Data entries
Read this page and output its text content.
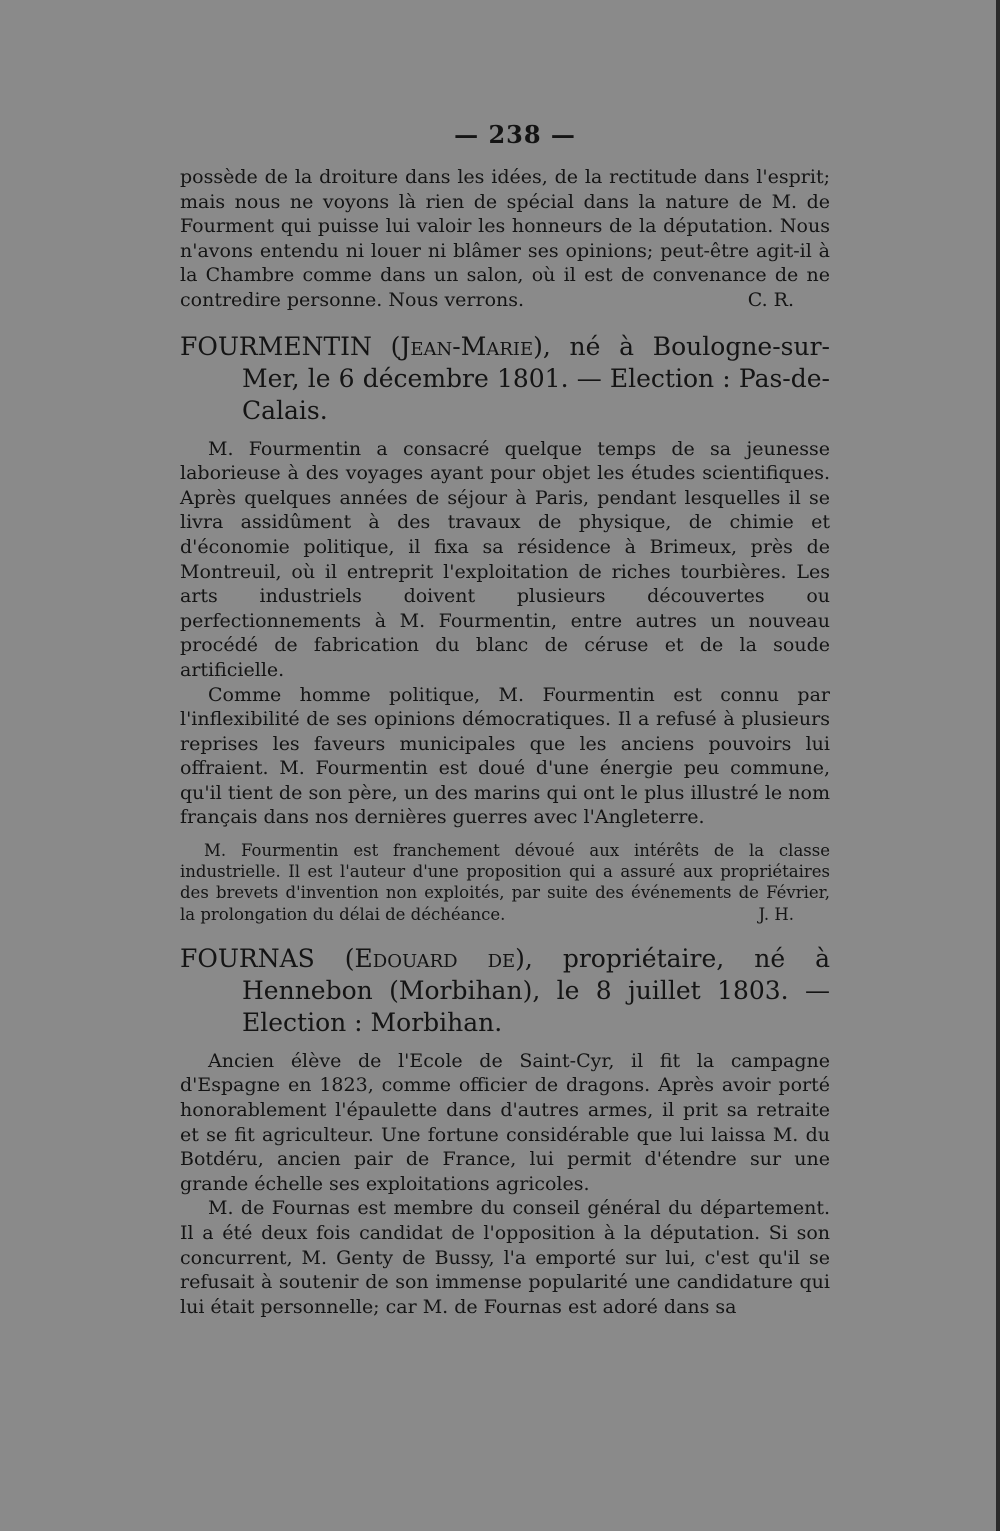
— 238 —

possède de la droiture dans les idées, de la rectitude dans l'esprit; mais nous ne voyons là rien de spécial dans la nature de M. de Fourment qui puisse lui valoir les honneurs de la députation. Nous n'avons entendu ni louer ni blâmer ses opinions; peut-être agit-il à la Chambre comme dans un salon, où il est de convenance de ne contredire personne. Nous verrons.	C. R.

FOURMENTIN (Jean-Marie), né à Boulogne-sur-Mer, le 6 décembre 1801. — Election : Pas-de-Calais.

M. Fourmentin a consacré quelque temps de sa jeunesse laborieuse à des voyages ayant pour objet les études scientifiques. Après quelques années de séjour à Paris, pendant lesquelles il se livra assidûment à des travaux de physique, de chimie et d'économie politique, il fixa sa résidence à Brimeux, près de Montreuil, où il entreprit l'exploitation de riches tourbières. Les arts industriels doivent plusieurs découvertes ou perfectionnements à M. Fourmentin, entre autres un nouveau procédé de fabrication du blanc de céruse et de la soude artificielle.

Comme homme politique, M. Fourmentin est connu par l'inflexibilité de ses opinions démocratiques. Il a refusé à plusieurs reprises les faveurs municipales que les anciens pouvoirs lui offraient. M. Fourmentin est doué d'une énergie peu commune, qu'il tient de son père, un des marins qui ont le plus illustré le nom français dans nos dernières guerres avec l'Angleterre.

M. Fourmentin est franchement dévoué aux intérêts de la classe industrielle. Il est l'auteur d'une proposition qui a assuré aux propriétaires des brevets d'invention non exploités, par suite des événements de Février, la prolongation du délai de déchéance.	J. H.

FOURNAS (Edouard de), propriétaire, né à Hennebon (Morbihan), le 8 juillet 1803. — Election : Morbihan.

Ancien élève de l'Ecole de Saint-Cyr, il fit la campagne d'Espagne en 1823, comme officier de dragons. Après avoir porté honorablement l'épaulette dans d'autres armes, il prit sa retraite et se fit agriculteur. Une fortune considérable que lui laissa M. du Botdéru, ancien pair de France, lui permit d'étendre sur une grande échelle ses exploitations agricoles.

M. de Fournas est membre du conseil général du département. Il a été deux fois candidat de l'opposition à la députation. Si son concurrent, M. Genty de Bussy, l'a emporté sur lui, c'est qu'il se refusait à soutenir de son immense popularité une candidature qui lui était personnelle; car M. de Fournas est adoré dans sa
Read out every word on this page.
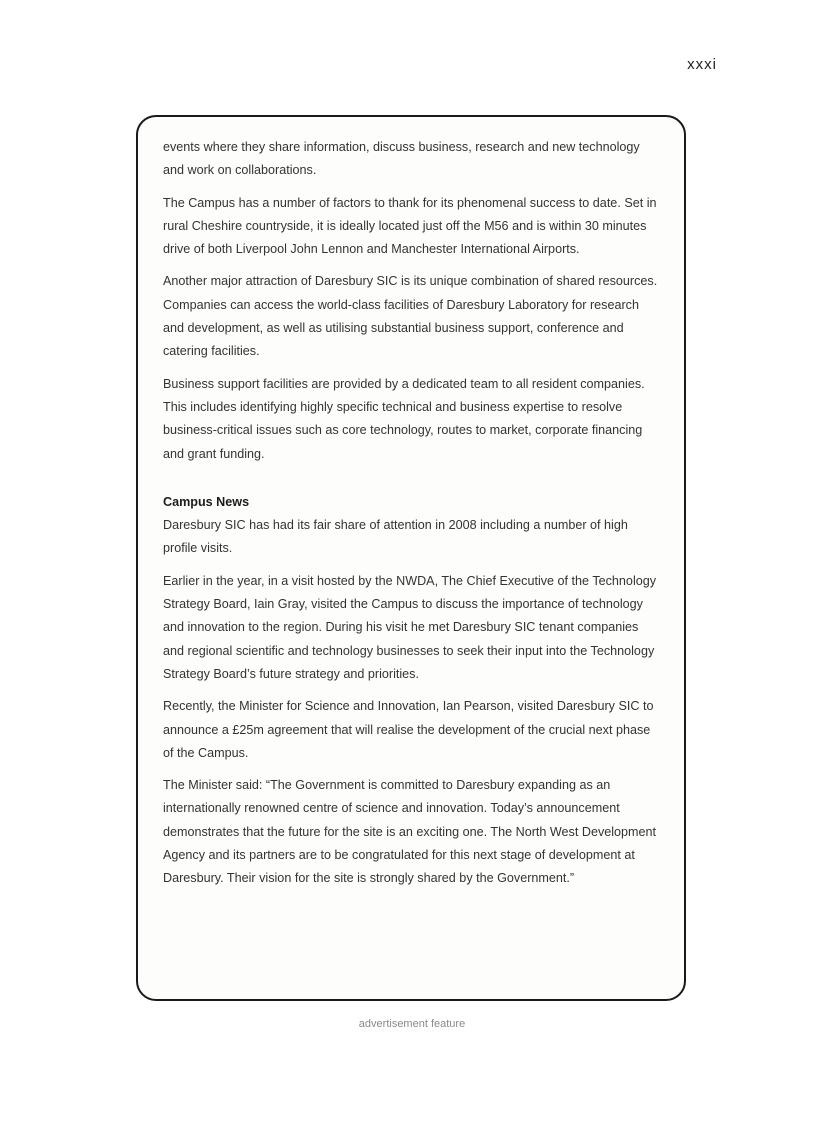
xxxi

events where they share information, discuss business, research and new technology and work on collaborations.

The Campus has a number of factors to thank for its phenomenal success to date. Set in rural Cheshire countryside, it is ideally located just off the M56 and is within 30 minutes drive of both Liverpool John Lennon and Manchester International Airports.

Another major attraction of Daresbury SIC is its unique combination of shared resources. Companies can access the world-class facilities of Daresbury Laboratory for research and development, as well as utilising substantial business support, conference and catering facilities.

Business support facilities are provided by a dedicated team to all resident companies. This includes identifying highly specific technical and business expertise to resolve business-critical issues such as core technology, routes to market, corporate financing and grant funding.

Campus News

Daresbury SIC has had its fair share of attention in 2008 including a number of high profile visits.

Earlier in the year, in a visit hosted by the NWDA, The Chief Executive of the Technology Strategy Board, Iain Gray, visited the Campus to discuss the importance of technology and innovation to the region. During his visit he met Daresbury SIC tenant companies and regional scientific and technology businesses to seek their input into the Technology Strategy Board’s future strategy and priorities.

Recently, the Minister for Science and Innovation, Ian Pearson, visited Daresbury SIC to announce a £25m agreement that will realise the development of the crucial next phase of the Campus.

The Minister said: “The Government is committed to Daresbury expanding as an internationally renowned centre of science and innovation. Today’s announcement demonstrates that the future for the site is an exciting one. The North West Development Agency and its partners are to be congratulated for this next stage of development at Daresbury. Their vision for the site is strongly shared by the Government.”

advertisement feature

# EXERCISE
Reproduce every entry word for word, but skip any pictures.

# ANSWER BELOW
Read this page and output its text content.
— 238 —

possède de la droiture dans les idées, de la rectitude dans l'esprit; mais nous ne voyons là rien de spécial dans la nature de M. de Fourment qui puisse lui valoir les honneurs de la députation. Nous n'avons entendu ni louer ni blâmer ses opinions; peut-être agit-il à la Chambre comme dans un salon, où il est de convenance de ne contredire personne. Nous verrons.	C. R.

FOURMENTIN (Jean-Marie), né à Boulogne-sur-Mer, le 6 décembre 1801. — Election : Pas-de-Calais.

M. Fourmentin a consacré quelque temps de sa jeunesse laborieuse à des voyages ayant pour objet les études scientifiques. Après quelques années de séjour à Paris, pendant lesquelles il se livra assidûment à des travaux de physique, de chimie et d'économie politique, il fixa sa résidence à Brimeux, près de Montreuil, où il entreprit l'exploitation de riches tourbières. Les arts industriels doivent plusieurs découvertes ou perfectionnements à M. Fourmentin, entre autres un nouveau procédé de fabrication du blanc de céruse et de la soude artificielle.

Comme homme politique, M. Fourmentin est connu par l'inflexibilité de ses opinions démocratiques. Il a refusé à plusieurs reprises les faveurs municipales que les anciens pouvoirs lui offraient. M. Fourmentin est doué d'une énergie peu commune, qu'il tient de son père, un des marins qui ont le plus illustré le nom français dans nos dernières guerres avec l'Angleterre.

M. Fourmentin est franchement dévoué aux intérêts de la classe industrielle. Il est l'auteur d'une proposition qui a assuré aux propriétaires des brevets d'invention non exploités, par suite des événements de Février, la prolongation du délai de déchéance.	J. H.

FOURNAS (Edouard de), propriétaire, né à Hennebon (Morbihan), le 8 juillet 1803. — Election : Morbihan.

Ancien élève de l'Ecole de Saint-Cyr, il fit la campagne d'Espagne en 1823, comme officier de dragons. Après avoir porté honorablement l'épaulette dans d'autres armes, il prit sa retraite et se fit agriculteur. Une fortune considérable que lui laissa M. du Botdéru, ancien pair de France, lui permit d'étendre sur une grande échelle ses exploitations agricoles.

M. de Fournas est membre du conseil général du département. Il a été deux fois candidat de l'opposition à la députation. Si son concurrent, M. Genty de Bussy, l'a emporté sur lui, c'est qu'il se refusait à soutenir de son immense popularité une candidature qui lui était personnelle; car M. de Fournas est adoré dans sa
Read out every word on this page.
xxxi

events where they share information, discuss business, research and new technology and work on collaborations.

The Campus has a number of factors to thank for its phenomenal success to date. Set in rural Cheshire countryside, it is ideally located just off the M56 and is within 30 minutes drive of both Liverpool John Lennon and Manchester International Airports.

Another major attraction of Daresbury SIC is its unique combination of shared resources. Companies can access the world-class facilities of Daresbury Laboratory for research and development, as well as utilising substantial business support, conference and catering facilities.

Business support facilities are provided by a dedicated team to all resident companies. This includes identifying highly specific technical and business expertise to resolve business-critical issues such as core technology, routes to market, corporate financing and grant funding.

Campus News

Daresbury SIC has had its fair share of attention in 2008 including a number of high profile visits.

Earlier in the year, in a visit hosted by the NWDA, The Chief Executive of the Technology Strategy Board, Iain Gray, visited the Campus to discuss the importance of technology and innovation to the region. During his visit he met Daresbury SIC tenant companies and regional scientific and technology businesses to seek their input into the Technology Strategy Board’s future strategy and priorities.

Recently, the Minister for Science and Innovation, Ian Pearson, visited Daresbury SIC to announce a £25m agreement that will realise the development of the crucial next phase of the Campus.

The Minister said: “The Government is committed to Daresbury expanding as an internationally renowned centre of science and innovation. Today’s announcement demonstrates that the future for the site is an exciting one. The North West Development Agency and its partners are to be congratulated for this next stage of development at Daresbury. Their vision for the site is strongly shared by the Government.”

advertisement feature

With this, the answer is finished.